%%

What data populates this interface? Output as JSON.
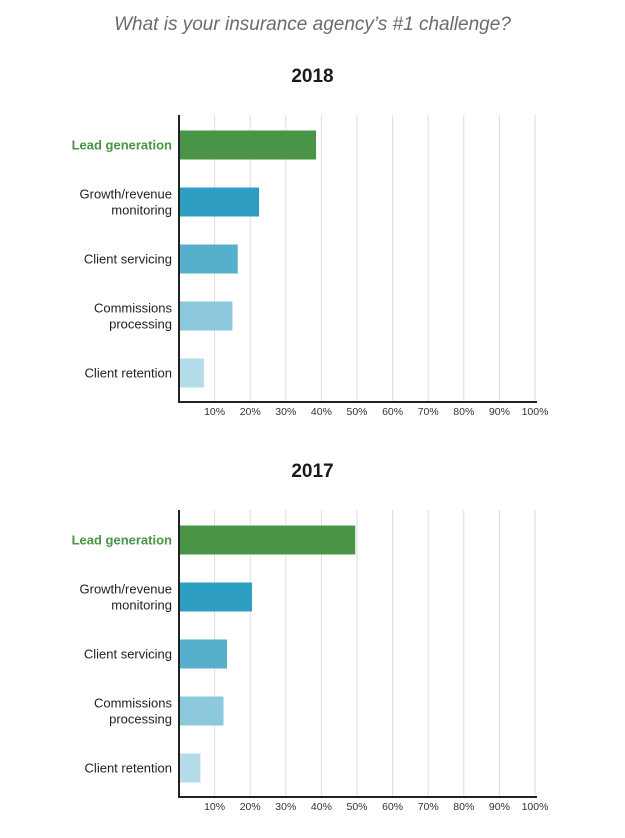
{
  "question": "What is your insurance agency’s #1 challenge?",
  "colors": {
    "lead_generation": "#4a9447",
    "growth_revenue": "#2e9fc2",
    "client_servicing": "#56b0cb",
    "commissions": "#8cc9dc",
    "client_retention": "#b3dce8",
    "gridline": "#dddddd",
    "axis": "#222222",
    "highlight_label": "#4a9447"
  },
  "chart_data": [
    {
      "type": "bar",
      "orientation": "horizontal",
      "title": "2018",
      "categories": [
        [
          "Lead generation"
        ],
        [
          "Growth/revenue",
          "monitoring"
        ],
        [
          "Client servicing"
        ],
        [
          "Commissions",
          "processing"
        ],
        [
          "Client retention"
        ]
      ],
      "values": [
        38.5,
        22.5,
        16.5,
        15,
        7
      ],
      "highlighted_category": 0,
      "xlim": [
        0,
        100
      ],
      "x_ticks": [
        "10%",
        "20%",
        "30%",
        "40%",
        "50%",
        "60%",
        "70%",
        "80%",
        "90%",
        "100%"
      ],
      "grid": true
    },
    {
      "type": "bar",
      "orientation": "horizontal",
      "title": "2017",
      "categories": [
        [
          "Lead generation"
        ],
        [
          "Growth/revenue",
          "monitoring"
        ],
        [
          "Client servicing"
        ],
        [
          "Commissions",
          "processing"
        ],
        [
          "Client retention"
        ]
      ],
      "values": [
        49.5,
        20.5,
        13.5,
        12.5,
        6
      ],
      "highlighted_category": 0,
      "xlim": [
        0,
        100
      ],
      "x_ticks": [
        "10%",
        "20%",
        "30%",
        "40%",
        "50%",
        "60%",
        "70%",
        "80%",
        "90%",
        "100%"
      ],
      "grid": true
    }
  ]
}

%%

__Written exercise__:
Every record gets retyped exactly; no picture goes into the copy.

__Expected answer__:
What data populates this interface? Output as JSON.
{
  "question": "What is your insurance agency’s #1 challenge?",
  "colors": {
    "lead_generation": "#4a9447",
    "growth_revenue": "#2e9fc2",
    "client_servicing": "#56b0cb",
    "commissions": "#8cc9dc",
    "client_retention": "#b3dce8",
    "gridline": "#dddddd",
    "axis": "#222222",
    "highlight_label": "#4a9447"
  },
  "chart_data": [
    {
      "type": "bar",
      "orientation": "horizontal",
      "title": "2018",
      "categories": [
        [
          "Lead generation"
        ],
        [
          "Growth/revenue",
          "monitoring"
        ],
        [
          "Client servicing"
        ],
        [
          "Commissions",
          "processing"
        ],
        [
          "Client retention"
        ]
      ],
      "values": [
        38.5,
        22.5,
        16.5,
        15,
        7
      ],
      "highlighted_category": 0,
      "xlim": [
        0,
        100
      ],
      "x_ticks": [
        "10%",
        "20%",
        "30%",
        "40%",
        "50%",
        "60%",
        "70%",
        "80%",
        "90%",
        "100%"
      ],
      "grid": true
    },
    {
      "type": "bar",
      "orientation": "horizontal",
      "title": "2017",
      "categories": [
        [
          "Lead generation"
        ],
        [
          "Growth/revenue",
          "monitoring"
        ],
        [
          "Client servicing"
        ],
        [
          "Commissions",
          "processing"
        ],
        [
          "Client retention"
        ]
      ],
      "values": [
        49.5,
        20.5,
        13.5,
        12.5,
        6
      ],
      "highlighted_category": 0,
      "xlim": [
        0,
        100
      ],
      "x_ticks": [
        "10%",
        "20%",
        "30%",
        "40%",
        "50%",
        "60%",
        "70%",
        "80%",
        "90%",
        "100%"
      ],
      "grid": true
    }
  ]
}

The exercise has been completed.